> _EXERCISE GOAL_: All of the records below should be output exactly.

> _SOURCE DATA_:
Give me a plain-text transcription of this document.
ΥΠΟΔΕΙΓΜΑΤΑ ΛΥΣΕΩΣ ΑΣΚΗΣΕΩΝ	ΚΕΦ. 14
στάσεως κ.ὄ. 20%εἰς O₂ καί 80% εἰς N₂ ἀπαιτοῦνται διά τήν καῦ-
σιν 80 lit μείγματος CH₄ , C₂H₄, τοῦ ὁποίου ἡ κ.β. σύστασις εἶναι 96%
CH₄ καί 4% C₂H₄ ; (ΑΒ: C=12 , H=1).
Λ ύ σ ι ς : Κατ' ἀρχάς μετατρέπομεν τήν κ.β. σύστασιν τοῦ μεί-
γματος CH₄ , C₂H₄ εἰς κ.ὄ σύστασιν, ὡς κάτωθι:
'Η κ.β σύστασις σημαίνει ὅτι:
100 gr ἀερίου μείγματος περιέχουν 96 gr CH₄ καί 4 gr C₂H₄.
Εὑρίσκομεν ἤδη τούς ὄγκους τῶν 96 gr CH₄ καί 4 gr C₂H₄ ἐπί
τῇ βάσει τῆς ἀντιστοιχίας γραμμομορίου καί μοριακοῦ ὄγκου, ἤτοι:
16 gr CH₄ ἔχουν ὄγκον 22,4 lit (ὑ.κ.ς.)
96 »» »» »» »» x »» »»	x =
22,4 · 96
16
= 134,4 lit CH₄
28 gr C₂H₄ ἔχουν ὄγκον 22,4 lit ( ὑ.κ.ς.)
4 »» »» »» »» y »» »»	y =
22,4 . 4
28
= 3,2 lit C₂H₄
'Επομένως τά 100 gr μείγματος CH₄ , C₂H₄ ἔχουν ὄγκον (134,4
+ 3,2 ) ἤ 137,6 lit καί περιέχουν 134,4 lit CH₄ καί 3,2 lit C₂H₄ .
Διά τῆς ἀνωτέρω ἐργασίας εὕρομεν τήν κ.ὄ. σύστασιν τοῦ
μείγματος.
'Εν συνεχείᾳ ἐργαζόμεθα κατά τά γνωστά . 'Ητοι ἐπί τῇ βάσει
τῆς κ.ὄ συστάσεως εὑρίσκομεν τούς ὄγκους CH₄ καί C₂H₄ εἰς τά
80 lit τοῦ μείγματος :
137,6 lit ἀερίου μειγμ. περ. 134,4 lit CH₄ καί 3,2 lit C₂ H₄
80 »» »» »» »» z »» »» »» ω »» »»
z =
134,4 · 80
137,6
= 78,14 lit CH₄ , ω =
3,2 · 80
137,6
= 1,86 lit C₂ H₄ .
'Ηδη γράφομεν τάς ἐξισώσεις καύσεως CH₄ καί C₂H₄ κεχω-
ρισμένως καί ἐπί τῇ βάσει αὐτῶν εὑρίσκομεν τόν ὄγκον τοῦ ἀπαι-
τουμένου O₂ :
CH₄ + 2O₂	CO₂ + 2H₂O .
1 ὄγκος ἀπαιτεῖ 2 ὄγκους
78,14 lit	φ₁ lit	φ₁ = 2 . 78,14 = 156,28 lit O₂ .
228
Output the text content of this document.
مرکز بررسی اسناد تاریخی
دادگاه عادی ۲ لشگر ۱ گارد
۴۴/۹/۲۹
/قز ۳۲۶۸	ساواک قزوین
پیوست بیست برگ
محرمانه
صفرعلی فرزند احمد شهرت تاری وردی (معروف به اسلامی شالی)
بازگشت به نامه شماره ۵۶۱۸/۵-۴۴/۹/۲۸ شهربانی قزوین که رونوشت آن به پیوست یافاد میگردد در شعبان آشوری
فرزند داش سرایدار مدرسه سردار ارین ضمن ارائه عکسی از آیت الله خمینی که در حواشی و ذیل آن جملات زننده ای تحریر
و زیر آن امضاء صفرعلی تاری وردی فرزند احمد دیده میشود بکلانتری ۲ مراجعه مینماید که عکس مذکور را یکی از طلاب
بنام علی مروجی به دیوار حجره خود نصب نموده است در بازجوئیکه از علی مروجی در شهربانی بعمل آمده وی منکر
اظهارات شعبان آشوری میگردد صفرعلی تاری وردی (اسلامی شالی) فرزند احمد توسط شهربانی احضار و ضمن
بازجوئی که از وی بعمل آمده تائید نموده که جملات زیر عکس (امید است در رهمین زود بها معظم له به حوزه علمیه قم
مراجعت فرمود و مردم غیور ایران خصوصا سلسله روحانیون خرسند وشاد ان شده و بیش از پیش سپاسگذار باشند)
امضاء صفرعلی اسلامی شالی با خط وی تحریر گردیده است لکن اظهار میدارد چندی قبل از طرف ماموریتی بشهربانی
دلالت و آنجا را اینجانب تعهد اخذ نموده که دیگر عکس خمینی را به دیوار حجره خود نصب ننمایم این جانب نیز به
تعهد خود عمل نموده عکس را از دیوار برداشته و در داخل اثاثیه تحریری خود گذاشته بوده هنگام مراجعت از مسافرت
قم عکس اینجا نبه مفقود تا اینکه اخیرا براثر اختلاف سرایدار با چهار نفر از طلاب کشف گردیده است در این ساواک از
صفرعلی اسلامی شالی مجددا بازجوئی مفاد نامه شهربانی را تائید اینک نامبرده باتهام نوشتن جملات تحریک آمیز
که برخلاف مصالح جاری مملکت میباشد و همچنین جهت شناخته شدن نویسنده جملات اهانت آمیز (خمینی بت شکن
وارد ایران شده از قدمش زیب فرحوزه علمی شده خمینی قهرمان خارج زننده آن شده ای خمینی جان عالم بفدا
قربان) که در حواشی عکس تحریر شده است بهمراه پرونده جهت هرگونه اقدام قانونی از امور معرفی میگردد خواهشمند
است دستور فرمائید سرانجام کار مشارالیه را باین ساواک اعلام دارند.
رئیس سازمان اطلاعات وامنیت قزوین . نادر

> _FINISHED EXERCISE_:
Give me a plain-text transcription of this document.
ΥΠΟΔΕΙΓΜΑΤΑ ΛΥΣΕΩΣ ΑΣΚΗΣΕΩΝ	ΚΕΦ. 14
στάσεως κ.ὄ. 20%εἰς O₂ καί 80% εἰς N₂ ἀπαιτοῦνται διά τήν καῦ-
σιν 80 lit μείγματος CH₄ , C₂H₄, τοῦ ὁποίου ἡ κ.β. σύστασις εἶναι 96%
CH₄ καί 4% C₂H₄ ; (ΑΒ: C=12 , H=1).
Λ ύ σ ι ς : Κατ' ἀρχάς μετατρέπομεν τήν κ.β. σύστασιν τοῦ μεί-
γματος CH₄ , C₂H₄ εἰς κ.ὄ σύστασιν, ὡς κάτωθι:
'Η κ.β σύστασις σημαίνει ὅτι:
100 gr ἀερίου μείγματος περιέχουν 96 gr CH₄ καί 4 gr C₂H₄.
Εὑρίσκομεν ἤδη τούς ὄγκους τῶν 96 gr CH₄ καί 4 gr C₂H₄ ἐπί
τῇ βάσει τῆς ἀντιστοιχίας γραμμομορίου καί μοριακοῦ ὄγκου, ἤτοι:
16 gr CH₄ ἔχουν ὄγκον 22,4 lit (ὑ.κ.ς.)
96 »» »» »» »» x »» »»	x =
22,4 · 96
16
= 134,4 lit CH₄
28 gr C₂H₄ ἔχουν ὄγκον 22,4 lit ( ὑ.κ.ς.)
4 »» »» »» »» y »» »»	y =
22,4 . 4
28
= 3,2 lit C₂H₄
'Επομένως τά 100 gr μείγματος CH₄ , C₂H₄ ἔχουν ὄγκον (134,4
+ 3,2 ) ἤ 137,6 lit καί περιέχουν 134,4 lit CH₄ καί 3,2 lit C₂H₄ .
Διά τῆς ἀνωτέρω ἐργασίας εὕρομεν τήν κ.ὄ. σύστασιν τοῦ
μείγματος.
'Εν συνεχείᾳ ἐργαζόμεθα κατά τά γνωστά . 'Ητοι ἐπί τῇ βάσει
τῆς κ.ὄ συστάσεως εὑρίσκομεν τούς ὄγκους CH₄ καί C₂H₄ εἰς τά
80 lit τοῦ μείγματος :
137,6 lit ἀερίου μειγμ. περ. 134,4 lit CH₄ καί 3,2 lit C₂ H₄
80 »» »» »» »» z »» »» »» ω »» »»
z =
134,4 · 80
137,6
= 78,14 lit CH₄ , ω =
3,2 · 80
137,6
= 1,86 lit C₂ H₄ .
'Ηδη γράφομεν τάς ἐξισώσεις καύσεως CH₄ καί C₂H₄ κεχω-
ρισμένως καί ἐπί τῇ βάσει αὐτῶν εὑρίσκομεν τόν ὄγκον τοῦ ἀπαι-
τουμένου O₂ :
CH₄ + 2O₂	CO₂ + 2H₂O .
1 ὄγκος ἀπαιτεῖ 2 ὄγκους
78,14 lit	φ₁ lit	φ₁ = 2 . 78,14 = 156,28 lit O₂ .
228
Output the text content of this document.
مرکز بررسی اسناد تاریخی
دادگاه عادی ۲ لشگر ۱ گارد
۴۴/۹/۲۹
/قز ۳۲۶۸	ساواک قزوین
پیوست بیست برگ
محرمانه
صفرعلی فرزند احمد شهرت تاری وردی (معروف به اسلامی شالی)
بازگشت به نامه شماره ۵۶۱۸/۵-۴۴/۹/۲۸ شهربانی قزوین که رونوشت آن به پیوست یافاد میگردد در شعبان آشوری
فرزند داش سرایدار مدرسه سردار ارین ضمن ارائه عکسی از آیت الله خمینی که در حواشی و ذیل آن جملات زننده ای تحریر
و زیر آن امضاء صفرعلی تاری وردی فرزند احمد دیده میشود بکلانتری ۲ مراجعه مینماید که عکس مذکور را یکی از طلاب
بنام علی مروجی به دیوار حجره خود نصب نموده است در بازجوئیکه از علی مروجی در شهربانی بعمل آمده وی منکر
اظهارات شعبان آشوری میگردد صفرعلی تاری وردی (اسلامی شالی) فرزند احمد توسط شهربانی احضار و ضمن
بازجوئی که از وی بعمل آمده تائید نموده که جملات زیر عکس (امید است در رهمین زود بها معظم له به حوزه علمیه قم
مراجعت فرمود و مردم غیور ایران خصوصا سلسله روحانیون خرسند وشاد ان شده و بیش از پیش سپاسگذار باشند)
امضاء صفرعلی اسلامی شالی با خط وی تحریر گردیده است لکن اظهار میدارد چندی قبل از طرف ماموریتی بشهربانی
دلالت و آنجا را اینجانب تعهد اخذ نموده که دیگر عکس خمینی را به دیوار حجره خود نصب ننمایم این جانب نیز به
تعهد خود عمل نموده عکس را از دیوار برداشته و در داخل اثاثیه تحریری خود گذاشته بوده هنگام مراجعت از مسافرت
قم عکس اینجا نبه مفقود تا اینکه اخیرا براثر اختلاف سرایدار با چهار نفر از طلاب کشف گردیده است در این ساواک از
صفرعلی اسلامی شالی مجددا بازجوئی مفاد نامه شهربانی را تائید اینک نامبرده باتهام نوشتن جملات تحریک آمیز
که برخلاف مصالح جاری مملکت میباشد و همچنین جهت شناخته شدن نویسنده جملات اهانت آمیز (خمینی بت شکن
وارد ایران شده از قدمش زیب فرحوزه علمی شده خمینی قهرمان خارج زننده آن شده ای خمینی جان عالم بفدا
قربان) که در حواشی عکس تحریر شده است بهمراه پرونده جهت هرگونه اقدام قانونی از امور معرفی میگردد خواهشمند
است دستور فرمائید سرانجام کار مشارالیه را باین ساواک اعلام دارند.
رئیس سازمان اطلاعات وامنیت قزوین . نادر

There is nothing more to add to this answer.